#### WORK TO BE COMPLETED:
How many lines in the entries below include the string "JSON"? Answer with the number only.

#### Figure record listings:
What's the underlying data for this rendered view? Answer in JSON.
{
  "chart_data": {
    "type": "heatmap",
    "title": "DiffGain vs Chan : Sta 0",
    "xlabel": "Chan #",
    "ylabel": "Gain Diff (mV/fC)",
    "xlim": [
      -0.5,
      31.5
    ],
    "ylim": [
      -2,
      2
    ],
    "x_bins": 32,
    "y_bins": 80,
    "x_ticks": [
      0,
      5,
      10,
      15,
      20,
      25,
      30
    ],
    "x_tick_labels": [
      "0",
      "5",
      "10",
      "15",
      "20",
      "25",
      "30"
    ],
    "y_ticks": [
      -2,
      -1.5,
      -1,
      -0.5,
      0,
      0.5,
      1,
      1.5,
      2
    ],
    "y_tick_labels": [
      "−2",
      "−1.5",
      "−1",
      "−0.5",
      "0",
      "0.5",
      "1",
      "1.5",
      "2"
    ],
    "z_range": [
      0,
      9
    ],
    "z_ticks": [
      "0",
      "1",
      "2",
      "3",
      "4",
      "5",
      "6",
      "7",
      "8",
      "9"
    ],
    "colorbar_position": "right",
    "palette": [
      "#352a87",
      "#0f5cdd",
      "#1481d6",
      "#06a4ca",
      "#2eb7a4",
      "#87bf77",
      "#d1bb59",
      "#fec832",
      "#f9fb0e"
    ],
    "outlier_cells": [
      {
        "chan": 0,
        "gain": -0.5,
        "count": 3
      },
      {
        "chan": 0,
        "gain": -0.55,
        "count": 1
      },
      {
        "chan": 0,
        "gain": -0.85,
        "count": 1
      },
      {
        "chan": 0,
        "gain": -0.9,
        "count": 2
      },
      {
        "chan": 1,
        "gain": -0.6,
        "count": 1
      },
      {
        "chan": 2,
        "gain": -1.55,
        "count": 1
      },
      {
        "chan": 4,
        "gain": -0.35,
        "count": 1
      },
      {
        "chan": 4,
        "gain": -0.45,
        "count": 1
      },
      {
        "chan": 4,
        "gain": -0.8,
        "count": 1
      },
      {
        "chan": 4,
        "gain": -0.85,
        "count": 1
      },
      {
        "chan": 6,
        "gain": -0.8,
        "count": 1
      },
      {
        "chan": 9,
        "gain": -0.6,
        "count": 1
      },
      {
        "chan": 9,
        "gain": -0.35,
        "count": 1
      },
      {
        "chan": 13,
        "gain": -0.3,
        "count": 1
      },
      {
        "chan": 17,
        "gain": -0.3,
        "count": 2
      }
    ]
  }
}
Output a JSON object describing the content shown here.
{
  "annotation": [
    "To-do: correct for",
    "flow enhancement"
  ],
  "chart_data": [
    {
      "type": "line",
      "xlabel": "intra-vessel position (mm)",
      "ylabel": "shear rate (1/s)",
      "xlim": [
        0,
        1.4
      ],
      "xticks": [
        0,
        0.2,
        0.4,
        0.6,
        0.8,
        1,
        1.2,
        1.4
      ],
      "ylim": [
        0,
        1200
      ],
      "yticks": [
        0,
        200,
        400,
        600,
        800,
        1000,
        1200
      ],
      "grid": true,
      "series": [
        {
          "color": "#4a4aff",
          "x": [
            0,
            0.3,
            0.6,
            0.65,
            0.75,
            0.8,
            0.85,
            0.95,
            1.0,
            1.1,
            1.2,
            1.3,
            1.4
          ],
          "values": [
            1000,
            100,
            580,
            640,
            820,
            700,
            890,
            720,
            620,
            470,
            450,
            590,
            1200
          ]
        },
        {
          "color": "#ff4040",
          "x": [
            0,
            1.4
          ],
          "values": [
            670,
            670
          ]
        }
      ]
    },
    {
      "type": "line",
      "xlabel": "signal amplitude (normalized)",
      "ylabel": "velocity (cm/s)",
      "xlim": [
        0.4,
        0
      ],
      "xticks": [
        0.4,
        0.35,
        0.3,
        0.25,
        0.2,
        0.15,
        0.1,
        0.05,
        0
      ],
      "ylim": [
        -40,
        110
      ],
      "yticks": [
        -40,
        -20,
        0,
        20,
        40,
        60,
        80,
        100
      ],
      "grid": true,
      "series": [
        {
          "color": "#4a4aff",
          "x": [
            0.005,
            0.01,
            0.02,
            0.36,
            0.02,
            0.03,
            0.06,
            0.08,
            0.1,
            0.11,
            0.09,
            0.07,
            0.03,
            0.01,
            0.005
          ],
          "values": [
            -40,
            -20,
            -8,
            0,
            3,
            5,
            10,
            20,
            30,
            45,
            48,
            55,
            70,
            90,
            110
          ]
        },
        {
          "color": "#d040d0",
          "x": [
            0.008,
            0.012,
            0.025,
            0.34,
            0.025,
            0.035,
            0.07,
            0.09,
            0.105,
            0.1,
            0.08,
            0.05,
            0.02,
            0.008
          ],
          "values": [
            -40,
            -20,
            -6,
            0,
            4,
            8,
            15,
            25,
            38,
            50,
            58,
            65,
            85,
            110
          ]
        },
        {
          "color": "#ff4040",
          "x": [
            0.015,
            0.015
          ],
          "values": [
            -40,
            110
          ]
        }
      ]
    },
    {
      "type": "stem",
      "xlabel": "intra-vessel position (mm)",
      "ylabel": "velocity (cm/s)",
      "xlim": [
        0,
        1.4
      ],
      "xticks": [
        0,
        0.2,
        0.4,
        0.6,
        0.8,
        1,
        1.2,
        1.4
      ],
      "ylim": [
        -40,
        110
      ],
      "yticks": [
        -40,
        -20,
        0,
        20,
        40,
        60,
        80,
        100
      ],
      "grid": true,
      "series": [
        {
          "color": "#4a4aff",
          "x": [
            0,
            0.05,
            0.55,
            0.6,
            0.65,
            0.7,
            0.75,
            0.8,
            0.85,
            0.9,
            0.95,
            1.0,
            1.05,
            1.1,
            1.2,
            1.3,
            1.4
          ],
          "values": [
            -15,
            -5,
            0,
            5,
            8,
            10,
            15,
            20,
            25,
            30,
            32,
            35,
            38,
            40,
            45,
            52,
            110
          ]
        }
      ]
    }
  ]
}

#### FINISHED TASK:
2